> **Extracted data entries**
>> start

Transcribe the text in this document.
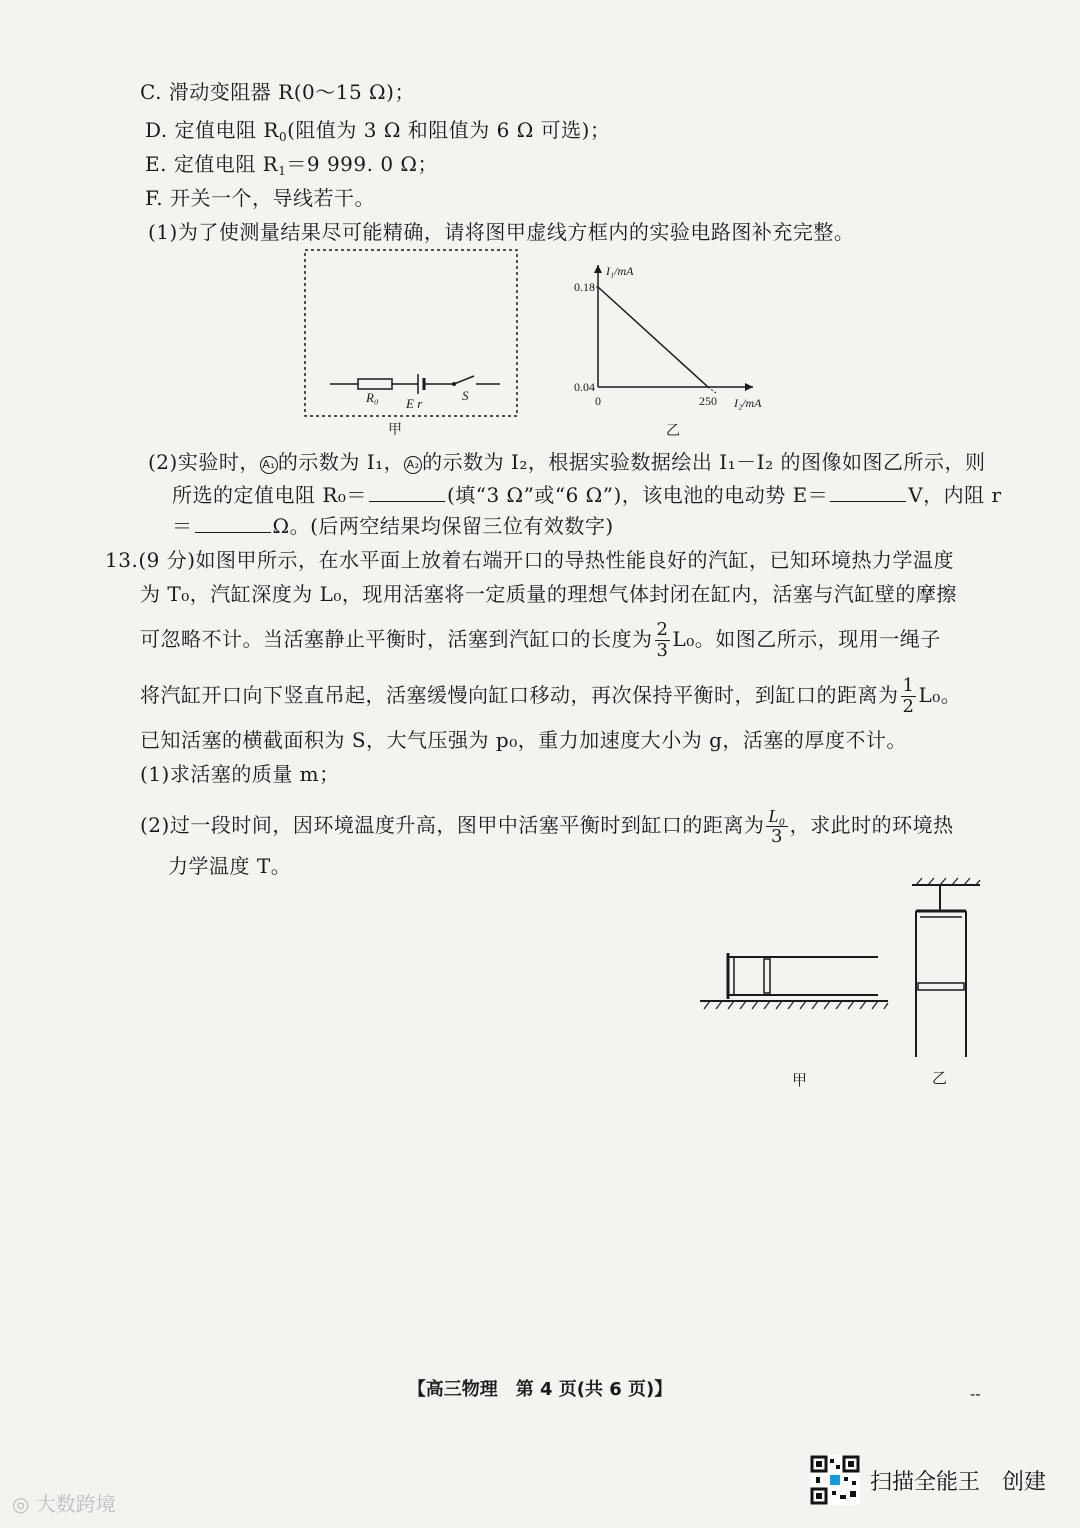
C. 滑动变阻器 R(0～15 Ω)；
D. 定值电阻 $R_0$(阻值为 3 Ω 和阻值为 6 Ω 可选)；
E. 定值电阻 $R_1=9$ 999. 0 Ω；
F. 开关一个，导线若干。
(1)为了使测量结果尽可能精确，请将图甲虚线方框内的实验电路图补充完整。
R₀ E r
S
甲
I₁/mA
I₂/mA
0.18
0.04
0	250
乙
(2)实验时， A₁ 的示数为 I₁， A₂ 的示数为 I₂，根据实验数据绘出 I₁－I₂ 的图像如图乙所示，则
所选的定值电阻 R₀＝	(填“3 Ω”或“6 Ω”)，该电池的电动势 E＝	V，内阻 r
＝	Ω。(后两空结果均保留三位有效数字)
13.(9 分)如图甲所示，在水平面上放着右端开口的导热性能良好的汽缸，已知环境热力学温度
为 T₀，汽缸深度为 L₀，现用活塞将一定质量的理想气体封闭在缸内，活塞与汽缸壁的摩擦
可忽略不计。当活塞静止平衡时，活塞到汽缸口的长度为 $\frac{2}{3} L_0$。如图乙所示，现用一绳子
将汽缸开口向下竖直吊起，活塞缓慢向缸口移动，再次保持平衡时，到缸口的距离为 $\frac{1}{2} L_0$。
已知活塞的横截面积为 S，大气压强为 p₀，重力加速度大小为 g，活塞的厚度不计。
(1)求活塞的质量 m；
(2)过一段时间，因环境温度升高，图甲中活塞平衡时到缸口的距离为 $\frac{\text{L₀}}{3}$ ，求此时的环境热
力学温度 T。
甲	乙
【高三物理　第 4 页(共 6 页)】	--
扫描全能王　创建
◎ 大数跨境
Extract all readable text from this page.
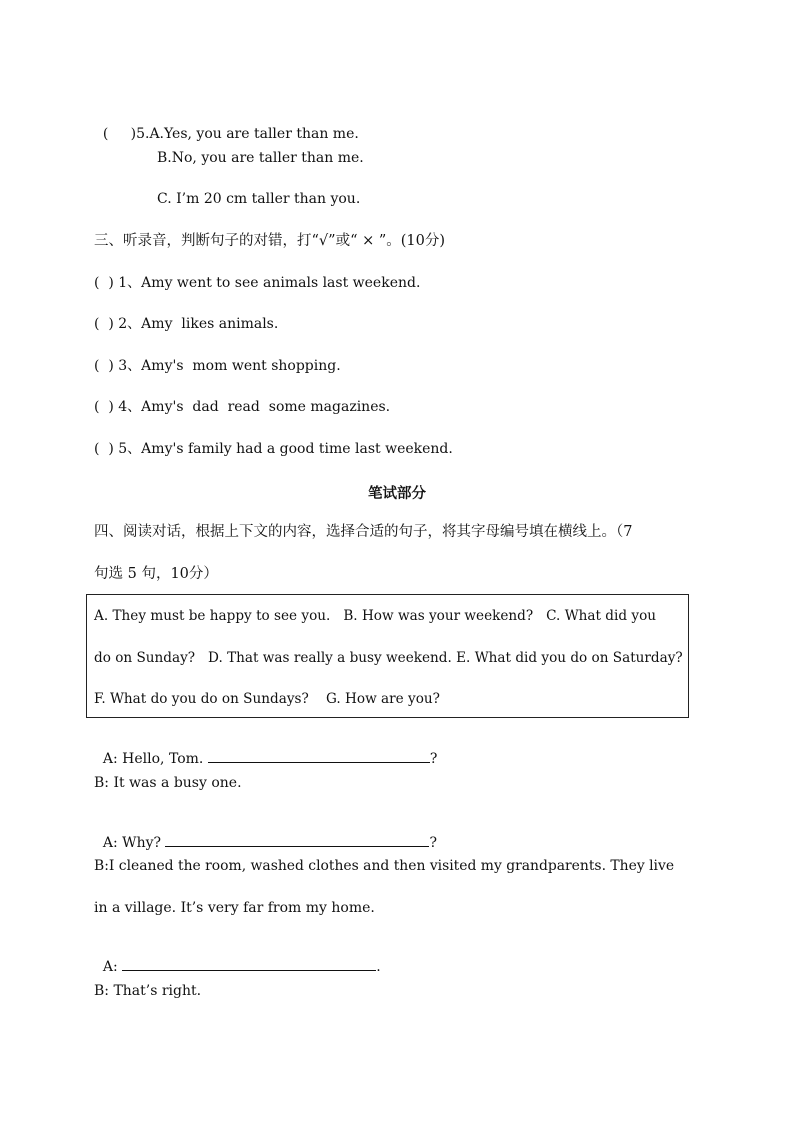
(     )5.A.Yes, you are taller than me.

B.No, you are taller than me.
C. I’m 20 cm taller than you.
三、听录音，判断句子的对错，打“√”或“ × ”。(10分)
(  ) 1、Amy went to see animals last weekend.
(  ) 2、Amy  likes animals.
(  ) 3、Amy's  mom went shopping.
(  ) 4、Amy's  dad  read  some magazines.
(  ) 5、Amy's family had a good time last weekend.
笔试部分
四、阅读对话，根据上下文的内容，选择合适的句子，将其字母编号填在横线上。（7
句选 5 句，10分）
A. They must be happy to see you.   B. How was your weekend?   C. What did you
do on Sunday?   D. That was really a busy weekend. E. What did you do on Saturday?
F. What do you do on Sundays?    G. How are you?

A: Hello, Tom.	?

B: It was a busy one.

A: Why?	?

B:I cleaned the room, washed clothes and then visited my grandparents. They live
in a village. It’s very far from my home.

A:	.

B: That’s right.
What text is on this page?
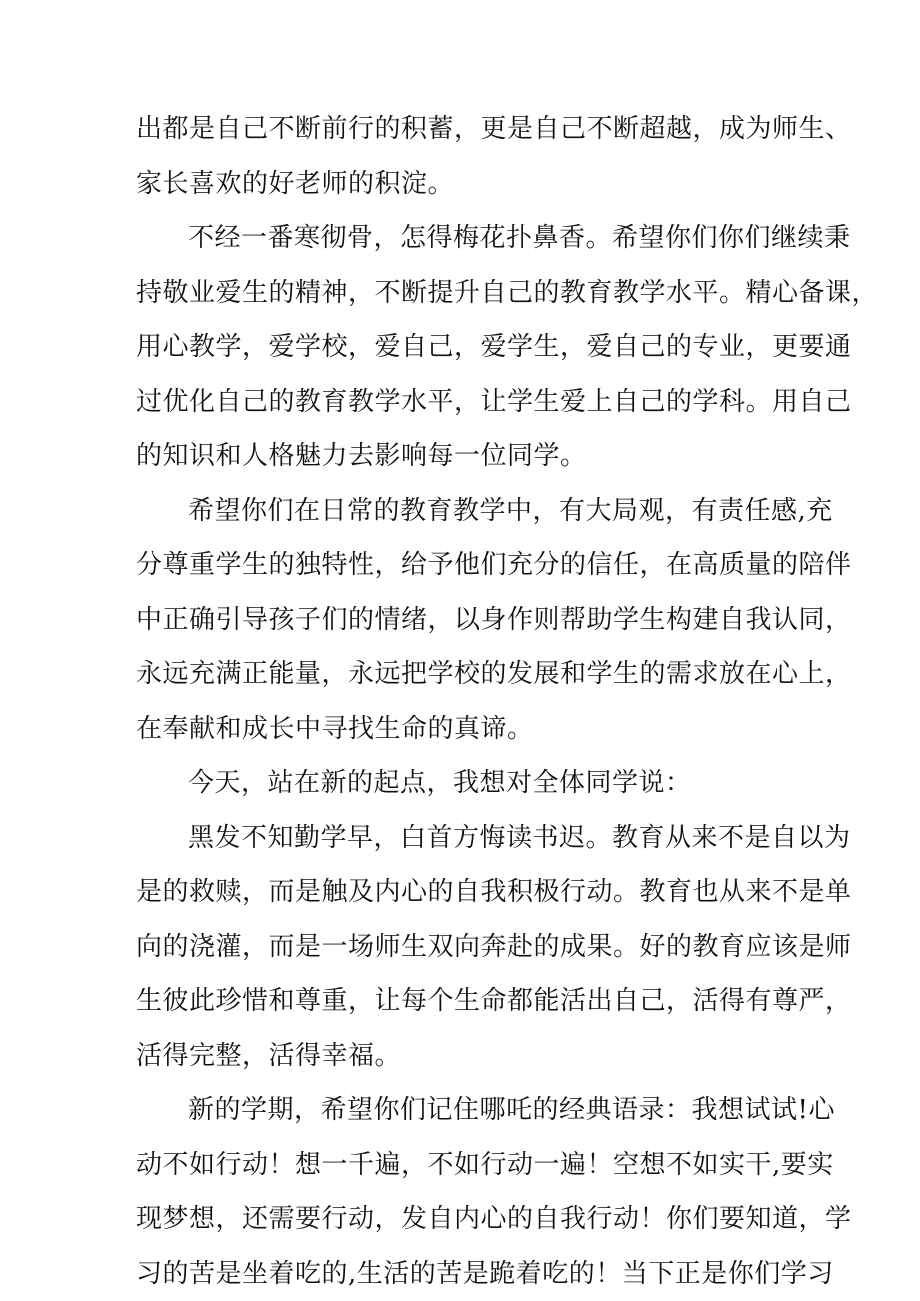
出都是自己不断前行的积蓄，更是自己不断超越，成为师生、
家长喜欢的好老师的积淀。
不经一番寒彻骨，怎得梅花扑鼻香。希望你们你们继续秉
持敬业爱生的精神，不断提升自己的教育教学水平。精心备课，
用心教学，爱学校，爱自己，爱学生，爱自己的专业，更要通
过优化自己的教育教学水平，让学生爱上自己的学科。用自己
的知识和人格魅力去影响每一位同学。
希望你们在日常的教育教学中，有大局观，有责任感,充
分尊重学生的独特性，给予他们充分的信任，在高质量的陪伴
中正确引导孩子们的情绪，以身作则帮助学生构建自我认同，
永远充满正能量，永远把学校的发展和学生的需求放在心上，
在奉献和成长中寻找生命的真谛。
今天，站在新的起点，我想对全体同学说：
黑发不知勤学早，白首方悔读书迟。教育从来不是自以为
是的救赎，而是触及内心的自我积极行动。教育也从来不是单
向的浇灌，而是一场师生双向奔赴的成果。好的教育应该是师
生彼此珍惜和尊重，让每个生命都能活出自己，活得有尊严，
活得完整，活得幸福。
新的学期，希望你们记住哪吒的经典语录：我想试试!心
动不如行动！想一千遍，不如行动一遍！空想不如实干,要实
现梦想，还需要行动，发自内心的自我行动！你们要知道，学
习的苦是坐着吃的,生活的苦是跪着吃的！当下正是你们学习
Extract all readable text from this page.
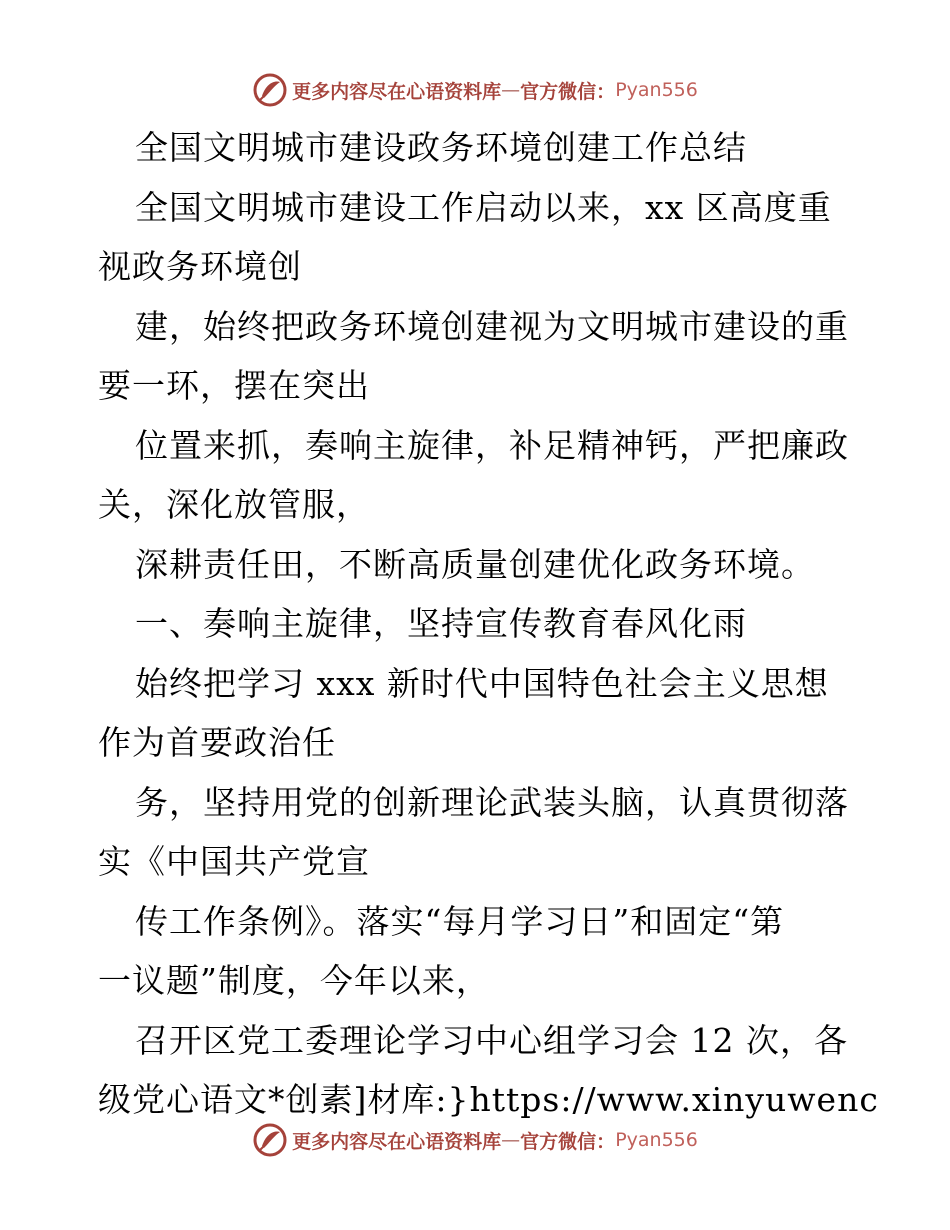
更多内容尽在心语资料库 — 官方微信： Pyan556
全国文明城市建设政务环境创建工作总结
全国文明城市建设工作启动以来，xx 区高度重
视政务环境创
建，始终把政务环境创建视为文明城市建设的重
要一环，摆在突出
位置来抓，奏响主旋律，补足精神钙，严把廉政
关，深化放管服，
深耕责任田，不断高质量创建优化政务环境。
一、奏响主旋律，坚持宣传教育春风化雨
始终把学习 xxx 新时代中国特色社会主义思想
作为首要政治任
务，坚持用党的创新理论武装头脑，认真贯彻落
实《中国共产党宣
传工作条例》。落实“每月学习日”和固定“第
一议题”制度，今年以来，
召开区党工委理论学习中心组学习会 12 次，各
级党心语文*创素]材库:}https://www.xinyuwenc
更多内容尽在心语资料库 — 官方微信： Pyan556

>> end

> **Task details**
Quote the records in their entirety, keeping the wording exact and excluding pictures.

> **Solution to this problem**
Transcribe the text in this document.
C. 滑动变阻器 R(0～15 Ω)；
D. 定值电阻 $R_0$(阻值为 3 Ω 和阻值为 6 Ω 可选)；
E. 定值电阻 $R_1=9$ 999. 0 Ω；
F. 开关一个，导线若干。
(1)为了使测量结果尽可能精确，请将图甲虚线方框内的实验电路图补充完整。
R₀ E r
S
甲
I₁/mA
I₂/mA
0.18
0.04
0	250
乙
(2)实验时， A₁ 的示数为 I₁， A₂ 的示数为 I₂，根据实验数据绘出 I₁－I₂ 的图像如图乙所示，则
所选的定值电阻 R₀＝	(填“3 Ω”或“6 Ω”)，该电池的电动势 E＝	V，内阻 r
＝	Ω。(后两空结果均保留三位有效数字)
13.(9 分)如图甲所示，在水平面上放着右端开口的导热性能良好的汽缸，已知环境热力学温度
为 T₀，汽缸深度为 L₀，现用活塞将一定质量的理想气体封闭在缸内，活塞与汽缸壁的摩擦
可忽略不计。当活塞静止平衡时，活塞到汽缸口的长度为 $\frac{2}{3} L_0$。如图乙所示，现用一绳子
将汽缸开口向下竖直吊起，活塞缓慢向缸口移动，再次保持平衡时，到缸口的距离为 $\frac{1}{2} L_0$。
已知活塞的横截面积为 S，大气压强为 p₀，重力加速度大小为 g，活塞的厚度不计。
(1)求活塞的质量 m；
(2)过一段时间，因环境温度升高，图甲中活塞平衡时到缸口的距离为 $\frac{\text{L₀}}{3}$ ，求此时的环境热
力学温度 T。
甲	乙
【高三物理　第 4 页(共 6 页)】	--
扫描全能王　创建
◎ 大数跨境
Extract all readable text from this page.
(     )5.A.Yes, you are taller than me.

B.No, you are taller than me.
C. I’m 20 cm taller than you.
三、听录音，判断句子的对错，打“√”或“ × ”。(10分)
(  ) 1、Amy went to see animals last weekend.
(  ) 2、Amy  likes animals.
(  ) 3、Amy's  mom went shopping.
(  ) 4、Amy's  dad  read  some magazines.
(  ) 5、Amy's family had a good time last weekend.
笔试部分
四、阅读对话，根据上下文的内容，选择合适的句子，将其字母编号填在横线上。（7
句选 5 句，10分）
A. They must be happy to see you.   B. How was your weekend?   C. What did you
do on Sunday?   D. That was really a busy weekend. E. What did you do on Saturday?
F. What do you do on Sundays?    G. How are you?

A: Hello, Tom.	?

B: It was a busy one.

A: Why?	?

B:I cleaned the room, washed clothes and then visited my grandparents. They live
in a village. It’s very far from my home.

A:	.

B: That’s right.
What text is on this page?
出都是自己不断前行的积蓄，更是自己不断超越，成为师生、
家长喜欢的好老师的积淀。
不经一番寒彻骨，怎得梅花扑鼻香。希望你们你们继续秉
持敬业爱生的精神，不断提升自己的教育教学水平。精心备课，
用心教学，爱学校，爱自己，爱学生，爱自己的专业，更要通
过优化自己的教育教学水平，让学生爱上自己的学科。用自己
的知识和人格魅力去影响每一位同学。
希望你们在日常的教育教学中，有大局观，有责任感,充
分尊重学生的独特性，给予他们充分的信任，在高质量的陪伴
中正确引导孩子们的情绪，以身作则帮助学生构建自我认同，
永远充满正能量，永远把学校的发展和学生的需求放在心上，
在奉献和成长中寻找生命的真谛。
今天，站在新的起点，我想对全体同学说：
黑发不知勤学早，白首方悔读书迟。教育从来不是自以为
是的救赎，而是触及内心的自我积极行动。教育也从来不是单
向的浇灌，而是一场师生双向奔赴的成果。好的教育应该是师
生彼此珍惜和尊重，让每个生命都能活出自己，活得有尊严，
活得完整，活得幸福。
新的学期，希望你们记住哪吒的经典语录：我想试试!心
动不如行动！想一千遍，不如行动一遍！空想不如实干,要实
现梦想，还需要行动，发自内心的自我行动！你们要知道，学
习的苦是坐着吃的,生活的苦是跪着吃的！当下正是你们学习
Extract all readable text from this page.
更多内容尽在心语资料库 — 官方微信： Pyan556
全国文明城市建设政务环境创建工作总结
全国文明城市建设工作启动以来，xx 区高度重
视政务环境创
建，始终把政务环境创建视为文明城市建设的重
要一环，摆在突出
位置来抓，奏响主旋律，补足精神钙，严把廉政
关，深化放管服，
深耕责任田，不断高质量创建优化政务环境。
一、奏响主旋律，坚持宣传教育春风化雨
始终把学习 xxx 新时代中国特色社会主义思想
作为首要政治任
务，坚持用党的创新理论武装头脑，认真贯彻落
实《中国共产党宣
传工作条例》。落实“每月学习日”和固定“第
一议题”制度，今年以来，
召开区党工委理论学习中心组学习会 12 次，各
级党心语文*创素]材库:}https://www.xinyuwenc
更多内容尽在心语资料库 — 官方微信： Pyan556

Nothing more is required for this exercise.